**Task to complete**
Below are records to repeat exactly. Omit the pictures from the copy.

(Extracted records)
▽
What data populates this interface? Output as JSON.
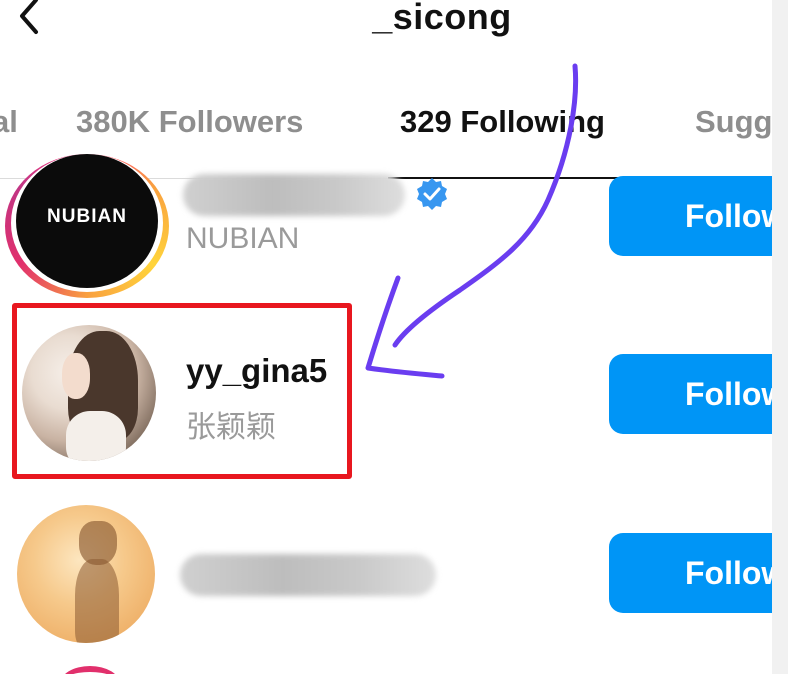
{
  "header": {
    "title": "_sicong",
    "back_icon": "chevron-left-icon"
  },
  "tabs": [
    {
      "label": "al",
      "active": false
    },
    {
      "label": "380K Followers",
      "active": false
    },
    {
      "label": "329 Following",
      "active": true
    },
    {
      "label": "Sugg",
      "active": false
    }
  ],
  "rows": [
    {
      "avatar_text": "NUBIAN",
      "username_obscured": true,
      "verified": true,
      "subtitle": "NUBIAN",
      "button_label": "Follow"
    },
    {
      "username": "yy_gina5",
      "subtitle": "张颖颖",
      "button_label": "Follow",
      "highlighted": true
    },
    {
      "username_obscured": true,
      "button_label": "Follow"
    }
  ],
  "colors": {
    "follow_button": "#0095f6",
    "highlight_box": "#e8171f",
    "annotation_arrow": "#6a3df0",
    "verified_badge": "#3897f0"
  }
}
△
**Final result**
What data populates this interface? Output as JSON.
{
  "header": {
    "title": "_sicong",
    "back_icon": "chevron-left-icon"
  },
  "tabs": [
    {
      "label": "al",
      "active": false
    },
    {
      "label": "380K Followers",
      "active": false
    },
    {
      "label": "329 Following",
      "active": true
    },
    {
      "label": "Sugg",
      "active": false
    }
  ],
  "rows": [
    {
      "avatar_text": "NUBIAN",
      "username_obscured": true,
      "verified": true,
      "subtitle": "NUBIAN",
      "button_label": "Follow"
    },
    {
      "username": "yy_gina5",
      "subtitle": "张颖颖",
      "button_label": "Follow",
      "highlighted": true
    },
    {
      "username_obscured": true,
      "button_label": "Follow"
    }
  ],
  "colors": {
    "follow_button": "#0095f6",
    "highlight_box": "#e8171f",
    "annotation_arrow": "#6a3df0",
    "verified_badge": "#3897f0"
  }
}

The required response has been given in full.